TASK OBJECTIVE> Write out the material exactly. Do not include the pictures.
# # # # # # #
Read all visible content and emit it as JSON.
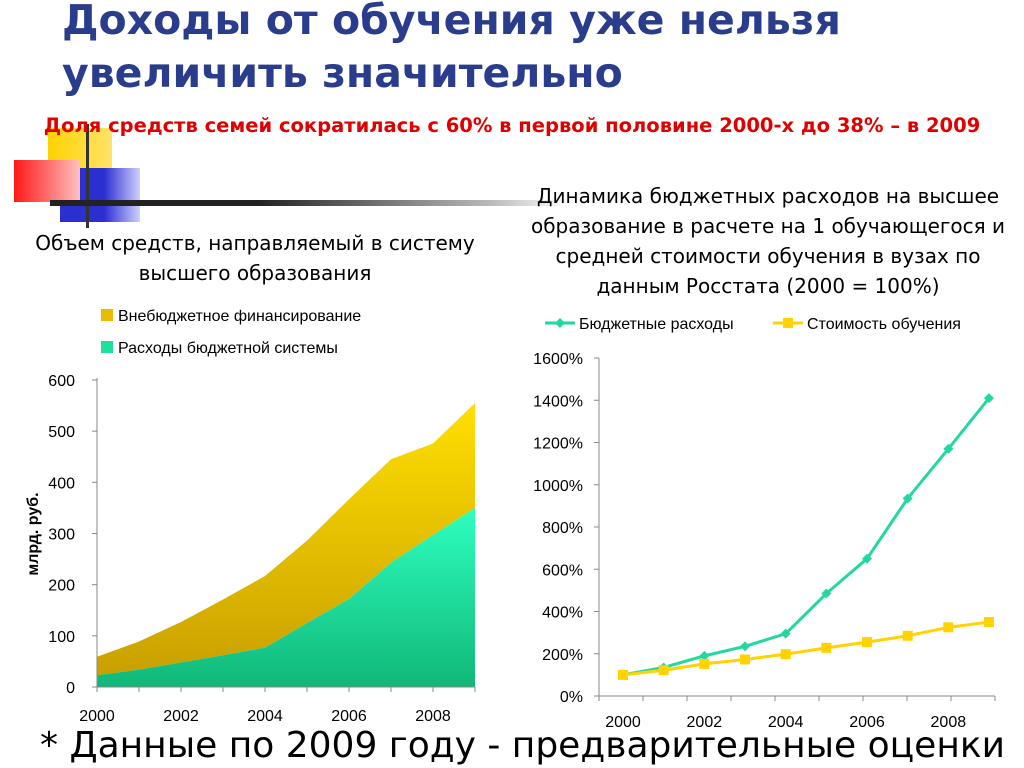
{
  "slide": {
    "title_line1": "Доходы от обучения уже нельзя",
    "title_line2": "увеличить значительно",
    "subtitle": "Доля средств семей сократилась с 60% в первой половине 2000-х до 38% – в 2009",
    "left_caption": "Объем средств, направляемый в систему высшего образования",
    "right_caption": "Динамика бюджетных расходов на высшее образование в расчете на 1 обучающегося и средней стоимости обучения в вузах по данным Росстата (2000 = 100%)",
    "footnote": "* Данные по 2009 году - предварительные оценки"
  },
  "colors": {
    "title": "#2a3c8c",
    "subtitle": "#e00000",
    "deco_yellow": "#ffd200",
    "deco_blue": "#2c2fd0",
    "deco_red": "#ff2020"
  },
  "chart_data": [
    {
      "type": "area",
      "stacked": true,
      "x": [
        2000,
        2001,
        2002,
        2003,
        2004,
        2005,
        2006,
        2007,
        2008,
        2009
      ],
      "series": [
        {
          "name": "Расходы бюджетной системы",
          "color": "#1ee09a",
          "values": [
            23,
            34,
            48,
            62,
            77,
            125,
            172,
            243,
            297,
            350
          ]
        },
        {
          "name": "Внебюджетное финансирование",
          "color": "#f2c500",
          "values": [
            36,
            55,
            79,
            109,
            140,
            161,
            195,
            202,
            179,
            205
          ]
        }
      ],
      "ylabel": "млрд. руб.",
      "ylim": [
        0,
        600
      ],
      "yticks": [
        "0",
        "100",
        "200",
        "300",
        "400",
        "500",
        "600"
      ],
      "xticks": [
        "2000",
        "2002",
        "2004",
        "2006",
        "2008"
      ],
      "legend": "top",
      "grid": false
    },
    {
      "type": "line",
      "x": [
        2000,
        2001,
        2002,
        2003,
        2004,
        2005,
        2006,
        2007,
        2008,
        2009
      ],
      "series": [
        {
          "name": "Бюджетные расходы",
          "color": "#22d8a0",
          "marker": "diamond",
          "values": [
            100,
            135,
            190,
            235,
            295,
            485,
            650,
            935,
            1170,
            1410
          ]
        },
        {
          "name": "Стоимость обучения",
          "color": "#ffd200",
          "marker": "square",
          "values": [
            100,
            122,
            152,
            173,
            198,
            228,
            255,
            285,
            325,
            350
          ]
        }
      ],
      "ylim": [
        0,
        1600
      ],
      "yticks": [
        "0%",
        "200%",
        "400%",
        "600%",
        "800%",
        "1000%",
        "1200%",
        "1400%",
        "1600%"
      ],
      "xticks": [
        "2000",
        "2002",
        "2004",
        "2006",
        "2008"
      ],
      "legend": "top",
      "grid": false
    }
  ]
}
# # # # # # #
COMPLETED TASK>
Read all visible content and emit it as JSON.
{
  "slide": {
    "title_line1": "Доходы от обучения уже нельзя",
    "title_line2": "увеличить значительно",
    "subtitle": "Доля средств семей сократилась с 60% в первой половине 2000-х до 38% – в 2009",
    "left_caption": "Объем средств, направляемый в систему высшего образования",
    "right_caption": "Динамика бюджетных расходов на высшее образование в расчете на 1 обучающегося и средней стоимости обучения в вузах по данным Росстата (2000 = 100%)",
    "footnote": "* Данные по 2009 году - предварительные оценки"
  },
  "colors": {
    "title": "#2a3c8c",
    "subtitle": "#e00000",
    "deco_yellow": "#ffd200",
    "deco_blue": "#2c2fd0",
    "deco_red": "#ff2020"
  },
  "chart_data": [
    {
      "type": "area",
      "stacked": true,
      "x": [
        2000,
        2001,
        2002,
        2003,
        2004,
        2005,
        2006,
        2007,
        2008,
        2009
      ],
      "series": [
        {
          "name": "Расходы бюджетной системы",
          "color": "#1ee09a",
          "values": [
            23,
            34,
            48,
            62,
            77,
            125,
            172,
            243,
            297,
            350
          ]
        },
        {
          "name": "Внебюджетное финансирование",
          "color": "#f2c500",
          "values": [
            36,
            55,
            79,
            109,
            140,
            161,
            195,
            202,
            179,
            205
          ]
        }
      ],
      "ylabel": "млрд. руб.",
      "ylim": [
        0,
        600
      ],
      "yticks": [
        "0",
        "100",
        "200",
        "300",
        "400",
        "500",
        "600"
      ],
      "xticks": [
        "2000",
        "2002",
        "2004",
        "2006",
        "2008"
      ],
      "legend": "top",
      "grid": false
    },
    {
      "type": "line",
      "x": [
        2000,
        2001,
        2002,
        2003,
        2004,
        2005,
        2006,
        2007,
        2008,
        2009
      ],
      "series": [
        {
          "name": "Бюджетные расходы",
          "color": "#22d8a0",
          "marker": "diamond",
          "values": [
            100,
            135,
            190,
            235,
            295,
            485,
            650,
            935,
            1170,
            1410
          ]
        },
        {
          "name": "Стоимость обучения",
          "color": "#ffd200",
          "marker": "square",
          "values": [
            100,
            122,
            152,
            173,
            198,
            228,
            255,
            285,
            325,
            350
          ]
        }
      ],
      "ylim": [
        0,
        1600
      ],
      "yticks": [
        "0%",
        "200%",
        "400%",
        "600%",
        "800%",
        "1000%",
        "1200%",
        "1400%",
        "1600%"
      ],
      "xticks": [
        "2000",
        "2002",
        "2004",
        "2006",
        "2008"
      ],
      "legend": "top",
      "grid": false
    }
  ]
}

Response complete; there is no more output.